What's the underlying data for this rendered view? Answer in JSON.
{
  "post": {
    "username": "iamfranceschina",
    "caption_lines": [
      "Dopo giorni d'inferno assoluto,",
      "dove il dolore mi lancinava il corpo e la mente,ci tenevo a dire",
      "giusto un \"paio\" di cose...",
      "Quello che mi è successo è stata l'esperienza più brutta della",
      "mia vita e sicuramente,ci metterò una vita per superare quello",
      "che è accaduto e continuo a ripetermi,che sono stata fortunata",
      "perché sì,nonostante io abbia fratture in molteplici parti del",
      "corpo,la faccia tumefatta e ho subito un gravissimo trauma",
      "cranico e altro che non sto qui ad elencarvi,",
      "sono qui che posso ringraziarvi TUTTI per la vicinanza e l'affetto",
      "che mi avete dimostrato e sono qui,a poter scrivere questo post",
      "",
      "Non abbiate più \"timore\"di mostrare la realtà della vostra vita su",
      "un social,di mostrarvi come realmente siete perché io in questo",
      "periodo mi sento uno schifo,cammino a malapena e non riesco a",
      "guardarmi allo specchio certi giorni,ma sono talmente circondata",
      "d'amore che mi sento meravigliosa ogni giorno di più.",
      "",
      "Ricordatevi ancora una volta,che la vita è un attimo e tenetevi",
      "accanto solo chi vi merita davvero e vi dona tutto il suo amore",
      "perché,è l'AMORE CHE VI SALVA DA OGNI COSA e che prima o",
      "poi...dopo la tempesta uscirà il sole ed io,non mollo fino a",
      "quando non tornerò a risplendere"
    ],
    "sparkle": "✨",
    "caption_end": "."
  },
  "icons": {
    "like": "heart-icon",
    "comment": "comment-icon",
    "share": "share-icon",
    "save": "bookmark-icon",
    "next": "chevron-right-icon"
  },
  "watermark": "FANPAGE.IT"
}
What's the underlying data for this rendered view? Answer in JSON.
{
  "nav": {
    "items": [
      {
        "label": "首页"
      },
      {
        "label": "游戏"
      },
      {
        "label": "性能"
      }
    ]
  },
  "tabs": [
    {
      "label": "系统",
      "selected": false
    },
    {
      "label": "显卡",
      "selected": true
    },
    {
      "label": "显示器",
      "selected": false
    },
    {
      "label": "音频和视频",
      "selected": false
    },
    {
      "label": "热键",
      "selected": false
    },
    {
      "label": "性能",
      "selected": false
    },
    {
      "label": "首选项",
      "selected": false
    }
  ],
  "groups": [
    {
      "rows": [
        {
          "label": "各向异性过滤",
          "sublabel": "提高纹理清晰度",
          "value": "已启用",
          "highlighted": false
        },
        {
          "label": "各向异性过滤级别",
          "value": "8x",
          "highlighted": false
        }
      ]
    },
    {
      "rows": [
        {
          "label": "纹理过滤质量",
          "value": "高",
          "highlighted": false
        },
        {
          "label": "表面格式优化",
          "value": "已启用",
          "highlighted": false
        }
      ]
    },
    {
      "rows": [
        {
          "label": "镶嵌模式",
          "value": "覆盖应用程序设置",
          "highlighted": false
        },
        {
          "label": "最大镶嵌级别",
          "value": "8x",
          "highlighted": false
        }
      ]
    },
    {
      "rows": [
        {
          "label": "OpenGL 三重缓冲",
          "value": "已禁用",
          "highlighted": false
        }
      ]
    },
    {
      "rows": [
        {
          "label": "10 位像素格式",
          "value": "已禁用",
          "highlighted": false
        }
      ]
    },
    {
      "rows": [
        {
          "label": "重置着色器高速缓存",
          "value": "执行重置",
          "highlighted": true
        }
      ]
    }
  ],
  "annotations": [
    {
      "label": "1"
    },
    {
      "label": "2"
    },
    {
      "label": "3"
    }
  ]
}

### WRITTEN REQUEST
Reproduce all data above, unchanged.

### TASK OUTPUT
What's the underlying data for this rendered view? Answer in JSON.
{
  "post": {
    "username": "iamfranceschina",
    "caption_lines": [
      "Dopo giorni d'inferno assoluto,",
      "dove il dolore mi lancinava il corpo e la mente,ci tenevo a dire",
      "giusto un \"paio\" di cose...",
      "Quello che mi è successo è stata l'esperienza più brutta della",
      "mia vita e sicuramente,ci metterò una vita per superare quello",
      "che è accaduto e continuo a ripetermi,che sono stata fortunata",
      "perché sì,nonostante io abbia fratture in molteplici parti del",
      "corpo,la faccia tumefatta e ho subito un gravissimo trauma",
      "cranico e altro che non sto qui ad elencarvi,",
      "sono qui che posso ringraziarvi TUTTI per la vicinanza e l'affetto",
      "che mi avete dimostrato e sono qui,a poter scrivere questo post",
      "",
      "Non abbiate più \"timore\"di mostrare la realtà della vostra vita su",
      "un social,di mostrarvi come realmente siete perché io in questo",
      "periodo mi sento uno schifo,cammino a malapena e non riesco a",
      "guardarmi allo specchio certi giorni,ma sono talmente circondata",
      "d'amore che mi sento meravigliosa ogni giorno di più.",
      "",
      "Ricordatevi ancora una volta,che la vita è un attimo e tenetevi",
      "accanto solo chi vi merita davvero e vi dona tutto il suo amore",
      "perché,è l'AMORE CHE VI SALVA DA OGNI COSA e che prima o",
      "poi...dopo la tempesta uscirà il sole ed io,non mollo fino a",
      "quando non tornerò a risplendere"
    ],
    "sparkle": "✨",
    "caption_end": "."
  },
  "icons": {
    "like": "heart-icon",
    "comment": "comment-icon",
    "share": "share-icon",
    "save": "bookmark-icon",
    "next": "chevron-right-icon"
  },
  "watermark": "FANPAGE.IT"
}
What's the underlying data for this rendered view? Answer in JSON.
{
  "nav": {
    "items": [
      {
        "label": "首页"
      },
      {
        "label": "游戏"
      },
      {
        "label": "性能"
      }
    ]
  },
  "tabs": [
    {
      "label": "系统",
      "selected": false
    },
    {
      "label": "显卡",
      "selected": true
    },
    {
      "label": "显示器",
      "selected": false
    },
    {
      "label": "音频和视频",
      "selected": false
    },
    {
      "label": "热键",
      "selected": false
    },
    {
      "label": "性能",
      "selected": false
    },
    {
      "label": "首选项",
      "selected": false
    }
  ],
  "groups": [
    {
      "rows": [
        {
          "label": "各向异性过滤",
          "sublabel": "提高纹理清晰度",
          "value": "已启用",
          "highlighted": false
        },
        {
          "label": "各向异性过滤级别",
          "value": "8x",
          "highlighted": false
        }
      ]
    },
    {
      "rows": [
        {
          "label": "纹理过滤质量",
          "value": "高",
          "highlighted": false
        },
        {
          "label": "表面格式优化",
          "value": "已启用",
          "highlighted": false
        }
      ]
    },
    {
      "rows": [
        {
          "label": "镶嵌模式",
          "value": "覆盖应用程序设置",
          "highlighted": false
        },
        {
          "label": "最大镶嵌级别",
          "value": "8x",
          "highlighted": false
        }
      ]
    },
    {
      "rows": [
        {
          "label": "OpenGL 三重缓冲",
          "value": "已禁用",
          "highlighted": false
        }
      ]
    },
    {
      "rows": [
        {
          "label": "10 位像素格式",
          "value": "已禁用",
          "highlighted": false
        }
      ]
    },
    {
      "rows": [
        {
          "label": "重置着色器高速缓存",
          "value": "执行重置",
          "highlighted": true
        }
      ]
    }
  ],
  "annotations": [
    {
      "label": "1"
    },
    {
      "label": "2"
    },
    {
      "label": "3"
    }
  ]
}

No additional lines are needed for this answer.